EXCERPT PROVIDED:
....

Hello Thomas,

To be absolutely sure you suffer from the same problem as one of our 
collections, can you confirm that your Solr cores are leaking a 
SolrIndexSearcher instance on each commit? If not, there may be a second 
problem.

Also, do you run any custom plugins or apply patches to your Solr instances? Or 
is your Solr a 100 % official build?

Thanks,
Markus

 
 
-----Original message-----
> From:Thomas Scheffler <thomas.scheff...@uni-jena.de>
> Sent: Monday 16th July 2018 13:39
> To: solr-user@lucene.apache.org
> Subject: Re: 7.3 appears to leak
> 
> Hi,
> 
> we noticed the same problems here in a rather small setup. 40.000 metadata 
> documents with nearly as much files that have „literal.*“ fields with it. 
> While 7.2.1 has brought some tika issues the real problems started to appear 
> with version 7.3.0 which are currently unresolved in 7.4.0. Memory 
> consumption is out-of-roof. Where previously 512MB heap was enough, now 6G 
> aren’t enough to index all files.
> 
> kind regards,
> 
> Thomas
> 
> > Am 04.07.2018 um 15:03 schrieb Markus Jelsma <markus.jel...@openindex.io>:
> > 
> > Hello Andrey,
> > 
> > I didn't think of that! I will try it when i have the courage again, 
> > probably next week or so.
> > 
> > Many thanks,
> > Markus
> > 
> > 
> > -----Original message-----
> >> From:Kydryavtsev Andrey <werde...@yandex.ru>
> >> Sent: Wednesday 4th July 2018 14:48
> >> To: solr-user@lucene.apache.org
> >> Subject: Re: 7.3 appears to leak
> >> 
> >> If it is not possible to find a resource leak by code analysis and there 
> >> is no better ideas, I can suggest a brute force approach:
> >> - Clone Solr's sources from appropriate branch 
> >> https://github.com/apache/lucene-solr/tree/branch_7_3
> >> - Log every searcher's holder increment/decrement operation in a way to 
> >> catch every caller name (use Thread.currentThread().getStackTrace() or 
> >> something) 
> >> https://github.com/apache/lucene-solr/blob/branch_7_3/solr/core/src/java/org/apache/solr/util/RefCounted.java
> >> - Build custom artefacts and upload them on prod
> >> - After memory leak happened - analyse logs to see what part of 
> >> functionality doesn't decrement searcher after counter was incremented. If 
> >> searchers are leaked - there should be such code I guess.

....

PROVIDED RECORDS:
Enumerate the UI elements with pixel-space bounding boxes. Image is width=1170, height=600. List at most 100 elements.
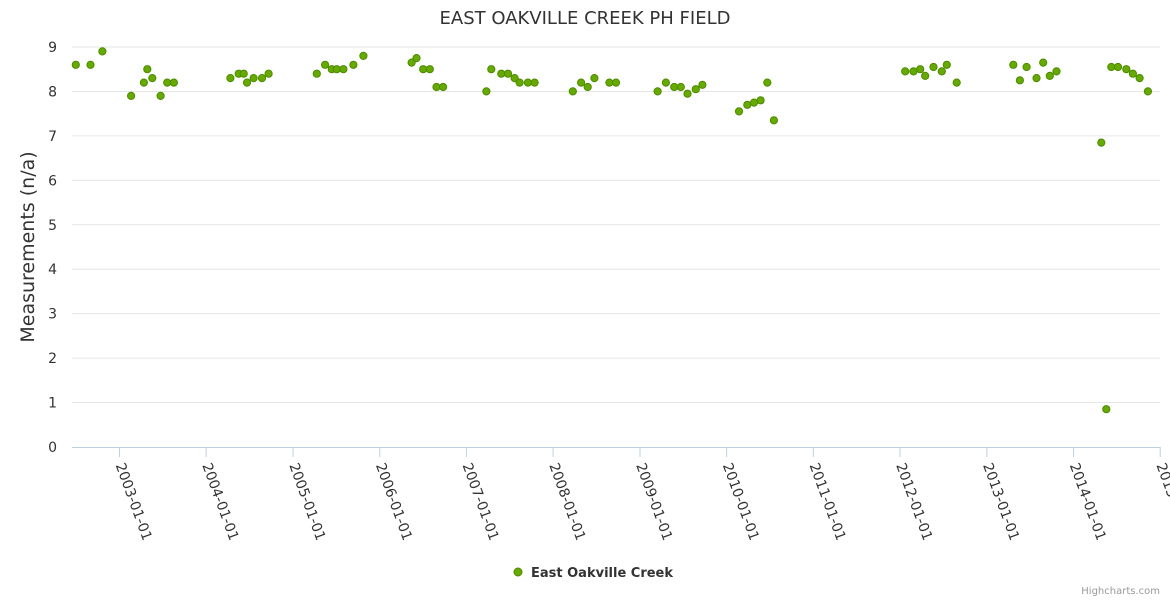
x-tick-label: 2011-01-01 [806,461,849,543]
data-point[interactable] [577,78,586,87]
data-point[interactable] [743,100,752,109]
data-point[interactable] [249,74,258,83]
data-point[interactable] [1039,58,1048,67]
data-point[interactable] [909,67,918,76]
data-point[interactable] [407,58,416,67]
data-point[interactable] [929,62,938,72]
data-point[interactable] [257,74,267,83]
legend[interactable]: East Oakville Creek [513,566,673,581]
data-point[interactable] [568,87,577,96]
data-point[interactable] [1122,65,1131,74]
data-point[interactable] [769,116,779,125]
x-tick-label: 2012-01-01 [892,461,935,543]
data-point[interactable] [676,82,685,92]
data-point[interactable] [1135,74,1144,83]
data-point[interactable] [611,78,621,87]
data-point[interactable] [515,78,524,87]
data-point[interactable] [763,78,772,87]
data-point[interactable] [264,69,273,78]
y-tick-label: 9 [48,40,57,56]
data-point[interactable] [1128,69,1138,78]
data-point[interactable] [1097,138,1106,147]
y-tick-label: 8 [48,84,57,100]
data-point[interactable] [239,69,248,78]
data-point[interactable] [497,69,506,78]
x-tick-label: 2006-01-01 [372,461,415,543]
x-tick-label: 2007-01-01 [459,461,502,543]
data-point[interactable] [734,107,744,116]
legend-item-east-oakville-creek[interactable]: East Oakville Creek [531,566,673,581]
data-point[interactable] [756,96,765,105]
data-point[interactable] [698,80,707,89]
x-tick-label: 2004-01-01 [198,461,241,543]
data-point[interactable] [691,85,700,94]
data-point[interactable] [312,69,321,78]
y-tick-label: 5 [48,218,57,234]
data-point[interactable] [169,78,178,87]
data-point[interactable] [127,91,136,101]
data-point[interactable] [321,60,330,69]
data-point[interactable] [901,67,910,76]
data-point[interactable] [921,71,930,81]
data-point[interactable] [139,78,148,87]
data-point[interactable] [482,87,491,96]
x-tick-label: 2015-01-01 [1152,461,1170,543]
data-point[interactable] [916,65,925,74]
credits-link[interactable]: Highcharts.com [1081,586,1160,597]
data-point[interactable] [523,78,533,87]
data-point[interactable] [148,74,157,83]
data-point[interactable] [683,89,692,98]
x-tick-label: 2013-01-01 [979,461,1022,543]
data-point[interactable] [1045,71,1054,81]
data-point[interactable] [98,47,107,56]
y-tick-label: 2 [48,351,57,367]
y-tick-label: 4 [48,262,57,278]
data-point[interactable] [1015,76,1025,85]
data-point[interactable] [590,74,599,83]
y-tick-label: 7 [48,129,57,145]
data-point[interactable] [349,60,358,69]
data-point[interactable] [143,65,152,74]
data-point[interactable] [487,65,496,74]
x-tick-label: 2003-01-01 [112,461,155,543]
data-point[interactable] [510,74,519,83]
data-point[interactable] [653,87,662,96]
x-tick-label: 2008-01-01 [545,461,588,543]
data-point[interactable] [156,91,165,101]
data-point[interactable] [1009,60,1018,69]
y-tick-label: 1 [48,396,57,412]
data-point[interactable] [439,82,448,92]
x-axis: 2003-01-01 2004-01-01 2005-01-01 2006-01-01… [72,447,1170,543]
grid-lines [72,46,1160,404]
data-point[interactable] [1113,62,1123,72]
data-point[interactable] [425,65,434,74]
data-point[interactable] [503,69,513,78]
data-point[interactable] [1032,74,1041,83]
data-point[interactable] [1107,62,1116,72]
y-tick-label: 3 [48,307,57,323]
data-point[interactable] [937,67,946,76]
data-point[interactable] [339,65,348,74]
series-points [71,47,1153,414]
x-tick-label: 2010-01-01 [719,461,762,543]
data-point[interactable] [226,74,235,83]
legend-marker [513,567,523,577]
data-point[interactable] [1052,67,1061,76]
data-point[interactable] [530,78,539,87]
data-point[interactable] [412,54,421,63]
data-point[interactable] [242,78,252,87]
data-point[interactable] [163,78,172,87]
data-point[interactable] [86,60,95,69]
data-point[interactable] [359,51,368,61]
data-point[interactable] [661,78,671,87]
y-axis-title: Measurements (n/a) [17,151,39,342]
data-point[interactable] [942,60,951,69]
x-tick-label: 2014-01-01 [1066,461,1109,543]
data-point[interactable] [71,60,80,69]
data-point[interactable] [1102,405,1111,414]
data-point[interactable] [1022,62,1031,72]
data-point[interactable] [1143,87,1153,96]
data-point[interactable] [952,78,961,87]
data-point[interactable] [583,82,592,92]
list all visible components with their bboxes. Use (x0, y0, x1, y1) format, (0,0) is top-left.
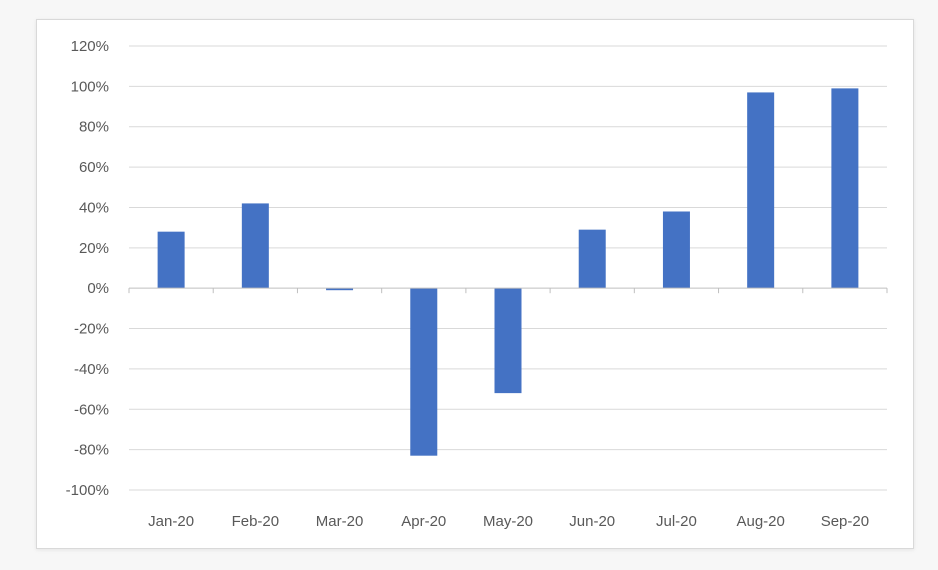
y-tick-label: -100% (66, 482, 109, 499)
y-tick-label: 60% (79, 159, 109, 176)
bar-sep-20 (831, 88, 859, 289)
x-axis-ticks: Jan-20 Feb-20 Mar-20 Apr-20 May-20 Jun-20 Jul-… (148, 513, 869, 530)
y-tick-label: 120% (71, 38, 109, 55)
bar-may-20 (494, 288, 522, 394)
bar-jan-20 (157, 231, 185, 289)
x-axis (128, 287, 888, 294)
y-tick-label: 100% (71, 78, 109, 95)
x-tick-label: May-20 (483, 513, 533, 530)
x-tick-label: Mar-20 (316, 513, 364, 530)
bar-chart: 120% 100% 80% 60% 40% 20% 0% -20% -40% -60% -80% -1… (66, 38, 888, 530)
x-tick-label: Aug-20 (736, 513, 784, 530)
y-tick-label: -60% (74, 401, 109, 418)
bar-jul-20 (662, 211, 690, 289)
x-tick-label: Jul-20 (656, 513, 697, 530)
y-tick-label: -40% (74, 361, 109, 378)
y-tick-label: 0% (87, 280, 109, 297)
y-tick-label: -80% (74, 442, 109, 459)
bar-jun-20 (578, 229, 606, 289)
x-tick-label: Sep-20 (821, 513, 869, 530)
bar-feb-20 (241, 203, 269, 289)
x-tick-label: Jun-20 (569, 513, 615, 530)
bar-aug-20 (747, 92, 775, 289)
y-tick-label: 80% (79, 119, 109, 136)
y-tick-label: -20% (74, 321, 109, 338)
bars (157, 88, 859, 456)
x-tick-label: Jan-20 (148, 513, 194, 530)
x-tick-label: Apr-20 (401, 513, 446, 530)
x-tick-label: Feb-20 (232, 513, 280, 530)
bar-mar-20 (326, 288, 354, 291)
y-tick-label: 40% (79, 199, 109, 216)
y-axis-ticks: 120% 100% 80% 60% 40% 20% 0% -20% -40% -60% -80% -1… (66, 38, 109, 499)
bar-apr-20 (410, 288, 438, 456)
chart-frame: 120% 100% 80% 60% 40% 20% 0% -20% -40% -60% -80% -1… (36, 19, 914, 549)
y-tick-label: 20% (79, 240, 109, 257)
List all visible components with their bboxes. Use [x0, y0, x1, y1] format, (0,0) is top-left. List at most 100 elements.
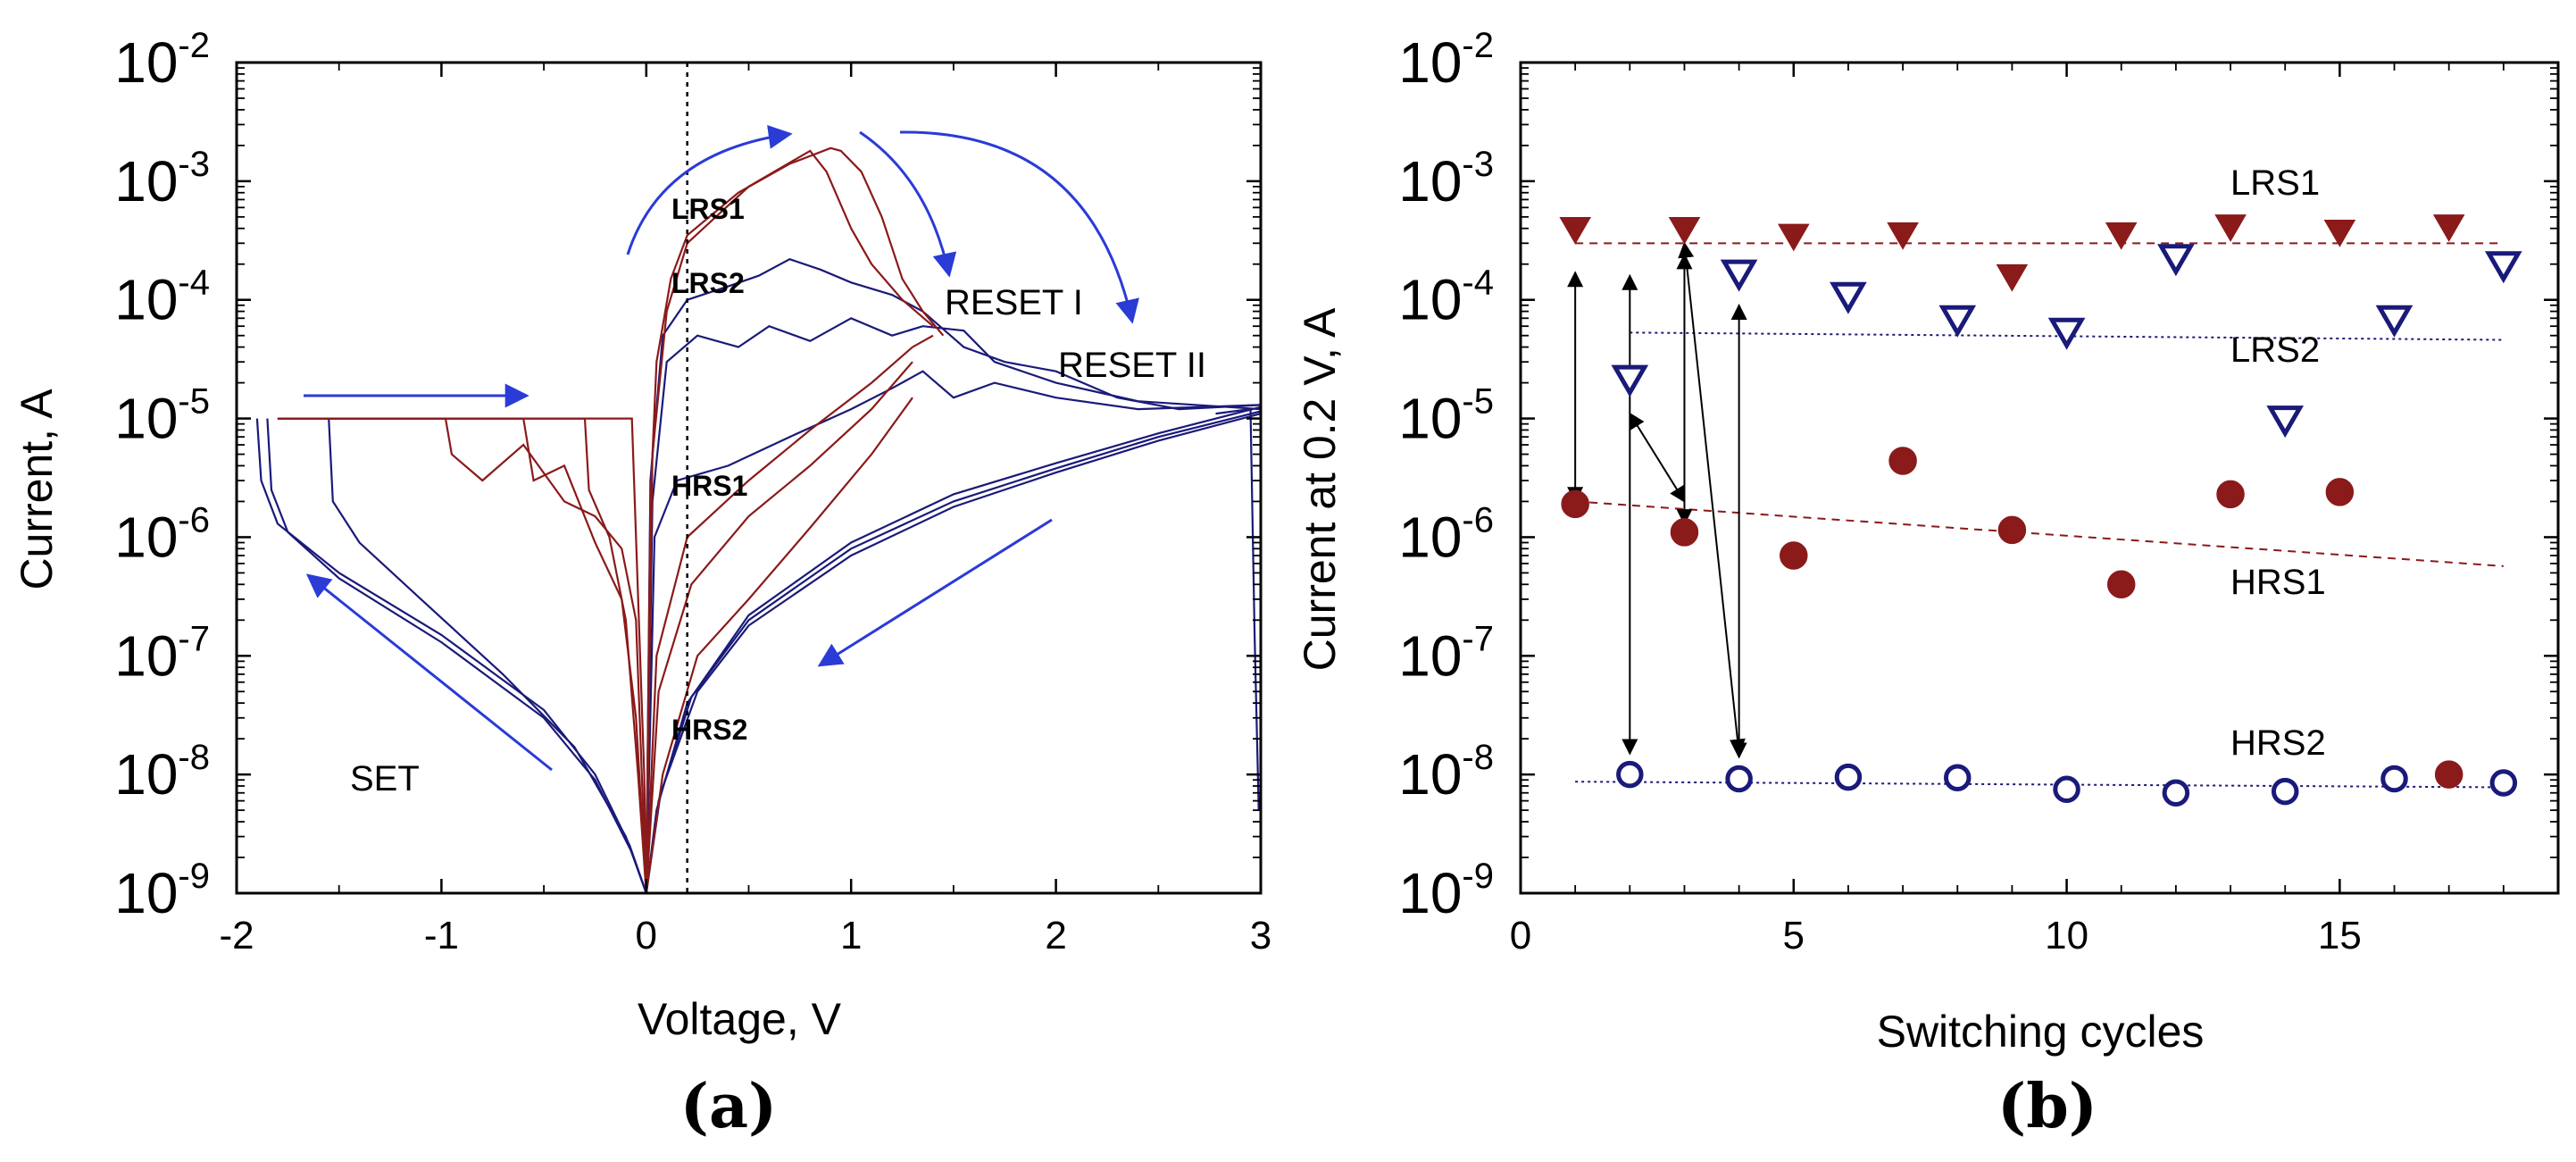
data-point-hrs2	[2489, 769, 2518, 797]
data-point-lrs1	[2214, 214, 2247, 242]
transition-arrow-icon	[1629, 412, 1686, 503]
data-point-lrs2	[2047, 317, 2086, 350]
y-tick-label: 10-3	[1398, 145, 1494, 213]
data-point-hrs2	[1616, 760, 1644, 789]
panel-b-switching-cycles: 10-9 10-8 10-7 10-6 10-5 10-4 10-3 10-2 0 5 10 15 L…	[1295, 26, 2560, 1142]
panel-label-b: (b)	[1997, 1071, 2097, 1142]
data-point-lrs2	[2484, 251, 2522, 284]
y-tick-label: 10-4	[1398, 263, 1494, 332]
trend-lines-group	[1575, 242, 2504, 789]
arrow-set-return-icon	[305, 573, 553, 772]
arrow-reset2-icon	[899, 130, 1139, 324]
label-hrs1-a: HRS1	[671, 470, 747, 502]
data-point-hrs1	[1561, 489, 1589, 519]
label-lrs2-a: LRS2	[671, 267, 745, 299]
data-point-lrs1	[1777, 223, 1810, 252]
x-tick-label: 3	[1250, 914, 1271, 957]
data-point-hrs2	[1944, 764, 1972, 791]
y-tick-label: 10-4	[114, 263, 210, 332]
data-point-lrs1	[2432, 214, 2465, 242]
iv-curve-blue-lrs-2	[645, 317, 1262, 894]
plot-frame-b	[1519, 61, 2560, 895]
x-tick-label: 2	[1045, 914, 1066, 957]
data-point-lrs1	[2105, 222, 2138, 250]
x-tick-label: 10	[2045, 914, 2088, 957]
data-point-lrs1	[1559, 216, 1592, 245]
y-tick-label: 10-6	[114, 500, 210, 569]
axis-ticks-b: 10-9 10-8 10-7 10-6 10-5 10-4 10-3 10-2 0 5 10 15	[1398, 26, 2559, 957]
data-point-lrs1	[2323, 219, 2356, 247]
data-point-hrs2	[2271, 777, 2299, 806]
y-tick-label: 10-8	[114, 738, 210, 807]
data-point-lrs2	[2266, 405, 2305, 439]
data-point-hrs1	[1670, 518, 1699, 547]
data-point-hrs1	[2216, 480, 2245, 509]
data-point-hrs1	[1888, 447, 1917, 475]
panel-label-a: (a)	[680, 1071, 777, 1142]
x-axis-label-a: Voltage, V	[638, 994, 842, 1044]
transition-arrows-group	[1567, 241, 1747, 759]
data-point-lrs2	[1938, 305, 1977, 338]
y-tick-label: 10-7	[1398, 619, 1494, 688]
y-tick-label: 10-7	[114, 619, 210, 688]
data-point-lrs2	[1611, 364, 1649, 397]
x-tick-label: 5	[1783, 914, 1805, 957]
data-point-hrs1	[2434, 760, 2463, 789]
arrow-lrs-rise-icon	[626, 124, 793, 255]
x-tick-label: 1	[840, 914, 862, 957]
y-tick-label: 10-9	[1398, 857, 1494, 925]
data-point-lrs2	[1720, 259, 1758, 292]
data-point-lrs2	[1830, 281, 1867, 314]
label-hrs2-b: HRS2	[2230, 723, 2326, 763]
y-tick-label: 10-2	[1398, 26, 1494, 95]
transition-arrow-icon	[1678, 241, 1746, 756]
data-point-hrs1	[2106, 570, 2136, 599]
data-point-hrs2	[1834, 763, 1863, 791]
data-point-lrs1	[1996, 263, 2029, 292]
iv-curve-blue-lrs	[645, 258, 1262, 894]
data-point-hrs1	[1780, 541, 1808, 570]
label-lrs2-b: LRS2	[2230, 330, 2320, 370]
y-tick-label: 10-5	[1398, 382, 1494, 451]
data-point-hrs1	[1997, 515, 2027, 545]
label-hrs1-b: HRS1	[2230, 563, 2326, 602]
data-point-lrs1	[1887, 222, 1919, 250]
x-tick-label: 0	[636, 914, 657, 957]
iv-curve-red-set-1	[277, 417, 647, 894]
x-tick-label: 0	[1510, 914, 1531, 957]
label-reset2: RESET II	[1058, 346, 1206, 385]
y-tick-label: 10-2	[114, 26, 210, 95]
iv-curve-red-hrs2	[645, 397, 913, 894]
iv-curve-red-lrs1-b	[645, 149, 934, 894]
iv-curve-blue-reset2-drop	[1215, 407, 1260, 811]
iv-curve-red-hrs1-1	[645, 334, 934, 894]
label-set: SET	[350, 759, 420, 798]
data-point-hrs2	[1725, 765, 1753, 793]
y-tick-label: 10-9	[114, 857, 210, 925]
label-lrs1-a: LRS1	[671, 193, 745, 225]
iv-series-group	[255, 146, 1262, 894]
label-lrs1-b: LRS1	[2230, 163, 2320, 203]
data-point-hrs2	[2053, 775, 2080, 803]
iv-curve-blue-rest-3	[328, 413, 1262, 894]
iv-curve-red-set-4	[277, 417, 647, 894]
y-axis-label-b: Current at 0.2 V, A	[1295, 307, 1345, 671]
data-point-hrs1	[2325, 478, 2355, 506]
data-point-hrs2	[2380, 765, 2408, 793]
trend-line-HRS2-trend	[1575, 781, 2504, 789]
y-tick-label: 10-5	[114, 382, 210, 451]
y-axis-label-a: Current, A	[12, 389, 62, 590]
y-tick-label: 10-3	[114, 145, 210, 213]
panel-a-iv-curves: 10-9 10-8 10-7 10-6 10-5 10-4 10-3 10-2 -2 -1 0 1 2 3…	[12, 26, 1271, 1142]
iv-curve-blue-rest-2	[266, 410, 1262, 894]
trend-line-LRS2-trend	[1630, 331, 2504, 341]
y-tick-label: 10-6	[1398, 500, 1494, 569]
x-tick-label: -1	[424, 914, 459, 957]
data-point-lrs2	[2375, 305, 2413, 338]
iv-curve-blue-hrs1-sweep	[645, 370, 1262, 894]
arrow-return-hrs-icon	[817, 518, 1053, 667]
label-hrs2-a: HRS2	[671, 714, 747, 746]
axis-ticks-a: 10-9 10-8 10-7 10-6 10-5 10-4 10-3 10-2 -2 -1 0 1 2 3	[114, 26, 1271, 957]
x-tick-label: -2	[219, 914, 254, 957]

....

COMPLETE THE FOLLOWING:
1. Update the lines of the rows from the line with "y-tick-label: -100% (66, 482, 109, 499)" up to and including the line with "y-tick-label: 20% (79, 240, 109, 257)", replacing "y-tick-label" with "y-axis-tick" and leaving everything else unchanged. Give only those lines.
2. Write what follows next in the mailing-list thread about the Solr 7.3 memory leak.

ANSWERS:
1.
y-axis-tick: -100% (66, 482, 109, 499)
y-axis-tick: 60% (79, 159, 109, 176)
bar-sep-20 (831, 88, 859, 289)
x-axis-ticks: Jan-20 Feb-20 Mar-20 Apr-20 May-20 Jun-20 Jul-… (148, 513, 869, 530)
y-axis-tick: 120% (71, 38, 109, 55)
bar-may-20 (494, 288, 522, 394)
bar-jan-20 (157, 231, 185, 289)
x-axis (128, 287, 888, 294)
y-axis-tick: 100% (71, 78, 109, 95)
x-tick-label: May-20 (483, 513, 533, 530)
x-tick-label: Mar-20 (316, 513, 364, 530)
bar-chart: 120% 100% 80% 60% 40% 20% 0% -20% -40% -60% -80% -1… (66, 38, 888, 530)
x-tick-label: Aug-20 (736, 513, 784, 530)
y-axis-tick: -60% (74, 401, 109, 418)
bar-jul-20 (662, 211, 690, 289)
x-tick-label: Jul-20 (656, 513, 697, 530)
y-axis-tick: -40% (74, 361, 109, 378)
y-axis-tick: 0% (87, 280, 109, 297)
y-axis-tick: -80% (74, 442, 109, 459)
bar-jun-20 (578, 229, 606, 289)
x-tick-label: Sep-20 (821, 513, 869, 530)
bar-feb-20 (241, 203, 269, 289)
x-tick-label: Jun-20 (569, 513, 615, 530)
bar-aug-20 (747, 92, 775, 289)
y-axis-tick: 80% (79, 119, 109, 136)
y-axis-tick: -20% (74, 321, 109, 338)
bars (157, 88, 859, 456)
x-tick-label: Jan-20 (148, 513, 194, 530)
x-tick-label: Apr-20 (401, 513, 446, 530)
x-tick-label: Feb-20 (232, 513, 280, 530)
bar-mar-20 (326, 288, 354, 291)
y-axis-tick: 40% (79, 199, 109, 216)
y-axis-ticks: 120% 100% 80% 60% 40% 20% 0% -20% -40% -60% -80% -1… (66, 38, 109, 499)
bar-apr-20 (410, 288, 438, 456)
chart-frame: 120% 100% 80% 60% 40% 20% 0% -20% -40% -60% -80% -1… (36, 19, 914, 549)
y-axis-tick: 20% (79, 240, 109, 257)

2.
> >> 
> >> This is not something someone would like to do, but it is what it is.
> >> 
> >> 
> >> 
> >> Thank you,
> >> 
> >> Andrey Kudryavtsev
> >> 
> >> 
> >> 03.07.2018, 14:26, "Markus Jelsma" <markus.jel...@openindex.io>:
> >>> Hello Erick,
> >>> 
> >>> Even the silliest ideas may help us, but unfortunately this is not the 
> >>> case. All our Solr nodes run binaries from the same source from our 
> >>> central build server, with the same libraries thanks to provisioning. 
> >>> Only schema and config are different, but the <lib/> directive is the 
> >>> same all over.
> >>> 
> >>> Are there any other ideas, speculations, whatever, on why only our main 
> >>> text collection leaks a SolrIndexSearcher instance on commit since 7.3.0 
> >>> and every version up?
> >>> 
> >>> Many thanks?
> >>> Markus
> >>> 
> >>> -----Original message-----
> >>>>  From:Erick Erickson <erickerick...@gmail.com>
> >>>>  Sent: Friday 29th June 2018 19:34
> >>>>  To: solr-user <solr-user@lucene.apache.org>
> >>>>  Subject: Re: 7.3 appears to leak
> >>>> 
> >>>>  This is truly puzzling then, I'm clueless. It's hard to imagine this
> >>>>  is lurking out there and nobody else notices, but you've eliminated
> >>>>  the custom code. And this is also very peculiar:
> >>>> 
> >>>>  * it occurs only in our main text search collection, all other
> >>>>  collections are unaffected;
> >>>>  * despite what i said earlier, it is so far unreproducible outside
> >>>>  production, even when mimicking production as good as we can;
> >>>> 
> >>>>  Here's a tedious idea. Restart Solr with the -v option, I _think_ that
> >>>>  shows you each and every jar file Solr loads. Is it "somehow" possible
> >>>>  that your main collection is loading some jar from somewhere that's
> >>>>  different than you expect? 'cause silly ideas like this are all I can
> >>>>  come up with.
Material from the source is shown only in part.